# Start of Working data
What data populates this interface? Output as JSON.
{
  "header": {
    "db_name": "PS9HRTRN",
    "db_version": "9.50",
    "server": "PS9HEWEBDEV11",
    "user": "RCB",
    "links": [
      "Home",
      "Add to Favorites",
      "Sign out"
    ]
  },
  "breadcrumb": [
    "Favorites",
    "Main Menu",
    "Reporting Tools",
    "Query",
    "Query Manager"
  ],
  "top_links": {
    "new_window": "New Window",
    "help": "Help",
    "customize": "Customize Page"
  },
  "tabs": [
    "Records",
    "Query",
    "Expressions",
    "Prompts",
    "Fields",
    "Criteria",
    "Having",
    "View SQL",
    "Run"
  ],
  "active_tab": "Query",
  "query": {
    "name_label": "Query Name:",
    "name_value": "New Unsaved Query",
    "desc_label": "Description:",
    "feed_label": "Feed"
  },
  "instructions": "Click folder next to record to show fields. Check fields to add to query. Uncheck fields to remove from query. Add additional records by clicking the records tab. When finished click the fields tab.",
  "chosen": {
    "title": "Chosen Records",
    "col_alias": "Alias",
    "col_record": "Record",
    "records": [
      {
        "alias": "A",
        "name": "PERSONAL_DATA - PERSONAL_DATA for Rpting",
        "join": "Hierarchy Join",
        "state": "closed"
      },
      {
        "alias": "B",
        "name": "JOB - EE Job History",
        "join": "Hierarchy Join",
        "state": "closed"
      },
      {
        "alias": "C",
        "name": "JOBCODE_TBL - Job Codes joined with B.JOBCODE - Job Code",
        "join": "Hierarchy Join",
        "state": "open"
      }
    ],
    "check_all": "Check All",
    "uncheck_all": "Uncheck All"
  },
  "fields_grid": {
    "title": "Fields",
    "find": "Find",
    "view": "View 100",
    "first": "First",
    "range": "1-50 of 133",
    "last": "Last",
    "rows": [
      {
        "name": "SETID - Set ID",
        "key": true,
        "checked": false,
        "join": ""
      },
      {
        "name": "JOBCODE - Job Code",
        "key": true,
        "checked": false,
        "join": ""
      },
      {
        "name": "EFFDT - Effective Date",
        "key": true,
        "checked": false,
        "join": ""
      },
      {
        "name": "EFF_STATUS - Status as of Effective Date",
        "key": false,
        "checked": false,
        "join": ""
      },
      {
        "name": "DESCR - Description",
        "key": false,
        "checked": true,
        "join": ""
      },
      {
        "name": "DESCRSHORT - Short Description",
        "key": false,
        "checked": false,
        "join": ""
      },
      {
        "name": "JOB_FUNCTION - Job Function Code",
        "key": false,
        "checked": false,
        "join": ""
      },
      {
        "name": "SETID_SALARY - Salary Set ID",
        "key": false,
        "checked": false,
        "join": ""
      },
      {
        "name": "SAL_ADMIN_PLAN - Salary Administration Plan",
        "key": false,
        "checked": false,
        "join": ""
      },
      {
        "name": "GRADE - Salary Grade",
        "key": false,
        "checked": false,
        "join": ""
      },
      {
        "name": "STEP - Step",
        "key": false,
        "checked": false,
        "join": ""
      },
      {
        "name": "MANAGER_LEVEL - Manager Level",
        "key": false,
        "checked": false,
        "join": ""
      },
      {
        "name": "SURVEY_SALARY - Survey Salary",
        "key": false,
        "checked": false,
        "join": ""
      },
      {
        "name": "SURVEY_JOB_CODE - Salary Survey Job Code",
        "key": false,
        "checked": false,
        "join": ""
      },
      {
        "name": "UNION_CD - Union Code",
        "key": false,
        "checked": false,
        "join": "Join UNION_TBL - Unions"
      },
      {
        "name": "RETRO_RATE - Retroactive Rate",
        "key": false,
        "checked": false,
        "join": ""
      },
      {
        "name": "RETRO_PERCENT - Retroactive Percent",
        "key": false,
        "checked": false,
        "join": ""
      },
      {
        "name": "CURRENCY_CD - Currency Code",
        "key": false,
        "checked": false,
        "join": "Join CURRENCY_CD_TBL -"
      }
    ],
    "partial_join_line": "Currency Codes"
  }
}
# End of Working data
Your task: Reproduce the records in full, exactly as written.

Answer to this exercise:
What data populates this interface? Output as JSON.
{
  "header": {
    "db_name": "PS9HRTRN",
    "db_version": "9.50",
    "server": "PS9HEWEBDEV11",
    "user": "RCB",
    "links": [
      "Home",
      "Add to Favorites",
      "Sign out"
    ]
  },
  "breadcrumb": [
    "Favorites",
    "Main Menu",
    "Reporting Tools",
    "Query",
    "Query Manager"
  ],
  "top_links": {
    "new_window": "New Window",
    "help": "Help",
    "customize": "Customize Page"
  },
  "tabs": [
    "Records",
    "Query",
    "Expressions",
    "Prompts",
    "Fields",
    "Criteria",
    "Having",
    "View SQL",
    "Run"
  ],
  "active_tab": "Query",
  "query": {
    "name_label": "Query Name:",
    "name_value": "New Unsaved Query",
    "desc_label": "Description:",
    "feed_label": "Feed"
  },
  "instructions": "Click folder next to record to show fields. Check fields to add to query. Uncheck fields to remove from query. Add additional records by clicking the records tab. When finished click the fields tab.",
  "chosen": {
    "title": "Chosen Records",
    "col_alias": "Alias",
    "col_record": "Record",
    "records": [
      {
        "alias": "A",
        "name": "PERSONAL_DATA - PERSONAL_DATA for Rpting",
        "join": "Hierarchy Join",
        "state": "closed"
      },
      {
        "alias": "B",
        "name": "JOB - EE Job History",
        "join": "Hierarchy Join",
        "state": "closed"
      },
      {
        "alias": "C",
        "name": "JOBCODE_TBL - Job Codes joined with B.JOBCODE - Job Code",
        "join": "Hierarchy Join",
        "state": "open"
      }
    ],
    "check_all": "Check All",
    "uncheck_all": "Uncheck All"
  },
  "fields_grid": {
    "title": "Fields",
    "find": "Find",
    "view": "View 100",
    "first": "First",
    "range": "1-50 of 133",
    "last": "Last",
    "rows": [
      {
        "name": "SETID - Set ID",
        "key": true,
        "checked": false,
        "join": ""
      },
      {
        "name": "JOBCODE - Job Code",
        "key": true,
        "checked": false,
        "join": ""
      },
      {
        "name": "EFFDT - Effective Date",
        "key": true,
        "checked": false,
        "join": ""
      },
      {
        "name": "EFF_STATUS - Status as of Effective Date",
        "key": false,
        "checked": false,
        "join": ""
      },
      {
        "name": "DESCR - Description",
        "key": false,
        "checked": true,
        "join": ""
      },
      {
        "name": "DESCRSHORT - Short Description",
        "key": false,
        "checked": false,
        "join": ""
      },
      {
        "name": "JOB_FUNCTION - Job Function Code",
        "key": false,
        "checked": false,
        "join": ""
      },
      {
        "name": "SETID_SALARY - Salary Set ID",
        "key": false,
        "checked": false,
        "join": ""
      },
      {
        "name": "SAL_ADMIN_PLAN - Salary Administration Plan",
        "key": false,
        "checked": false,
        "join": ""
      },
      {
        "name": "GRADE - Salary Grade",
        "key": false,
        "checked": false,
        "join": ""
      },
      {
        "name": "STEP - Step",
        "key": false,
        "checked": false,
        "join": ""
      },
      {
        "name": "MANAGER_LEVEL - Manager Level",
        "key": false,
        "checked": false,
        "join": ""
      },
      {
        "name": "SURVEY_SALARY - Survey Salary",
        "key": false,
        "checked": false,
        "join": ""
      },
      {
        "name": "SURVEY_JOB_CODE - Salary Survey Job Code",
        "key": false,
        "checked": false,
        "join": ""
      },
      {
        "name": "UNION_CD - Union Code",
        "key": false,
        "checked": false,
        "join": "Join UNION_TBL - Unions"
      },
      {
        "name": "RETRO_RATE - Retroactive Rate",
        "key": false,
        "checked": false,
        "join": ""
      },
      {
        "name": "RETRO_PERCENT - Retroactive Percent",
        "key": false,
        "checked": false,
        "join": ""
      },
      {
        "name": "CURRENCY_CD - Currency Code",
        "key": false,
        "checked": false,
        "join": "Join CURRENCY_CD_TBL -"
      }
    ],
    "partial_join_line": "Currency Codes"
  }
}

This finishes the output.